DATASET CONTENT>

========

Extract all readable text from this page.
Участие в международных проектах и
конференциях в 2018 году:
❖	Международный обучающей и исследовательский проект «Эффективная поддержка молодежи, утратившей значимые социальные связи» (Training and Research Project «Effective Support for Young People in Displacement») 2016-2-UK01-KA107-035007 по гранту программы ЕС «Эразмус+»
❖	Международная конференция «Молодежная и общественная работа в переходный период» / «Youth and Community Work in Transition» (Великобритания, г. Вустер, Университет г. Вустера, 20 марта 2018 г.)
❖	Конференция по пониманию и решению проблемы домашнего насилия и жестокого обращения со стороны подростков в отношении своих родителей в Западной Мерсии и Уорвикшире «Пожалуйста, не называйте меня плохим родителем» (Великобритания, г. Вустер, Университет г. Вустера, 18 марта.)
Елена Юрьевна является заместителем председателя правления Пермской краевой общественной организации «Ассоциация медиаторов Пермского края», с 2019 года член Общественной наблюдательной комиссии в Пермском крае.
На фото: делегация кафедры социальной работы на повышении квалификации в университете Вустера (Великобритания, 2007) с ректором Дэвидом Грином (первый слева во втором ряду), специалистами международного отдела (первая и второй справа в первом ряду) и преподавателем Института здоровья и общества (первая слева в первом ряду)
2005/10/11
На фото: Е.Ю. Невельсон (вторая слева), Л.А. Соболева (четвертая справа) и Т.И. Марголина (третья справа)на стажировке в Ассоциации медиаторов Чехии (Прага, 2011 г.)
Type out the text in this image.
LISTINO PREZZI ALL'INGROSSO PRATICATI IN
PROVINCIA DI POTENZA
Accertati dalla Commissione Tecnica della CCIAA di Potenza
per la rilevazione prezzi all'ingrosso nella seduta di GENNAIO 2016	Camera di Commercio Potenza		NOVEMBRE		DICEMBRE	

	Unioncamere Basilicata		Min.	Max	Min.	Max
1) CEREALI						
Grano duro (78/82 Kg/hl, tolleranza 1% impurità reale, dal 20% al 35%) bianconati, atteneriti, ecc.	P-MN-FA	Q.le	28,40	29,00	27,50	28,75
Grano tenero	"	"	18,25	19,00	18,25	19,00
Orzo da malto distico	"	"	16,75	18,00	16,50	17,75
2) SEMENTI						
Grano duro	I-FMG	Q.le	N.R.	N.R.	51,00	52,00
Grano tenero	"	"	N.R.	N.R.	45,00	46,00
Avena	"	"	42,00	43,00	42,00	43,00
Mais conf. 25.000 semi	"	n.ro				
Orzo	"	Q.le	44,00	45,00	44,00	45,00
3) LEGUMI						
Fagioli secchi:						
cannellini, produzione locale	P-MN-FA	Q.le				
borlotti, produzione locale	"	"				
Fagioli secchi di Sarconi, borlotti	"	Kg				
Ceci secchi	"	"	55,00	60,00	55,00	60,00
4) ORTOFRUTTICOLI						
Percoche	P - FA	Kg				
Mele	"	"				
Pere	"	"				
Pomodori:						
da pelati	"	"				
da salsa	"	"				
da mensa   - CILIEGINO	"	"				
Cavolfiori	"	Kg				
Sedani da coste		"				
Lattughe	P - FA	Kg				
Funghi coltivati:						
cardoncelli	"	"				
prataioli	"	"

========

BRIEF> Every entry must be retyped in full, exactly as given.

RESPONSE TO THE TASK>
Extract all readable text from this page.
Участие в международных проектах и
конференциях в 2018 году:
❖	Международный обучающей и исследовательский проект «Эффективная поддержка молодежи, утратившей значимые социальные связи» (Training and Research Project «Effective Support for Young People in Displacement») 2016-2-UK01-KA107-035007 по гранту программы ЕС «Эразмус+»
❖	Международная конференция «Молодежная и общественная работа в переходный период» / «Youth and Community Work in Transition» (Великобритания, г. Вустер, Университет г. Вустера, 20 марта 2018 г.)
❖	Конференция по пониманию и решению проблемы домашнего насилия и жестокого обращения со стороны подростков в отношении своих родителей в Западной Мерсии и Уорвикшире «Пожалуйста, не называйте меня плохим родителем» (Великобритания, г. Вустер, Университет г. Вустера, 18 марта.)
Елена Юрьевна является заместителем председателя правления Пермской краевой общественной организации «Ассоциация медиаторов Пермского края», с 2019 года член Общественной наблюдательной комиссии в Пермском крае.
На фото: делегация кафедры социальной работы на повышении квалификации в университете Вустера (Великобритания, 2007) с ректором Дэвидом Грином (первый слева во втором ряду), специалистами международного отдела (первая и второй справа в первом ряду) и преподавателем Института здоровья и общества (первая слева в первом ряду)
2005/10/11
На фото: Е.Ю. Невельсон (вторая слева), Л.А. Соболева (четвертая справа) и Т.И. Марголина (третья справа)на стажировке в Ассоциации медиаторов Чехии (Прага, 2011 г.)
Type out the text in this image.
LISTINO PREZZI ALL'INGROSSO PRATICATI IN
PROVINCIA DI POTENZA
Accertati dalla Commissione Tecnica della CCIAA di Potenza
per la rilevazione prezzi all'ingrosso nella seduta di GENNAIO 2016	Camera di Commercio Potenza		NOVEMBRE		DICEMBRE	

	Unioncamere Basilicata		Min.	Max	Min.	Max
1) CEREALI						
Grano duro (78/82 Kg/hl, tolleranza 1% impurità reale, dal 20% al 35%) bianconati, atteneriti, ecc.	P-MN-FA	Q.le	28,40	29,00	27,50	28,75
Grano tenero	"	"	18,25	19,00	18,25	19,00
Orzo da malto distico	"	"	16,75	18,00	16,50	17,75
2) SEMENTI						
Grano duro	I-FMG	Q.le	N.R.	N.R.	51,00	52,00
Grano tenero	"	"	N.R.	N.R.	45,00	46,00
Avena	"	"	42,00	43,00	42,00	43,00
Mais conf. 25.000 semi	"	n.ro				
Orzo	"	Q.le	44,00	45,00	44,00	45,00
3) LEGUMI						
Fagioli secchi:						
cannellini, produzione locale	P-MN-FA	Q.le				
borlotti, produzione locale	"	"				
Fagioli secchi di Sarconi, borlotti	"	Kg				
Ceci secchi	"	"	55,00	60,00	55,00	60,00
4) ORTOFRUTTICOLI						
Percoche	P - FA	Kg				
Mele	"	"				
Pere	"	"				
Pomodori:						
da pelati	"	"				
da salsa	"	"				
da mensa   - CILIEGINO	"	"				
Cavolfiori	"	Kg				
Sedani da coste		"				
Lattughe	P - FA	Kg				
Funghi coltivati:						
cardoncelli	"	"				
prataioli	"	"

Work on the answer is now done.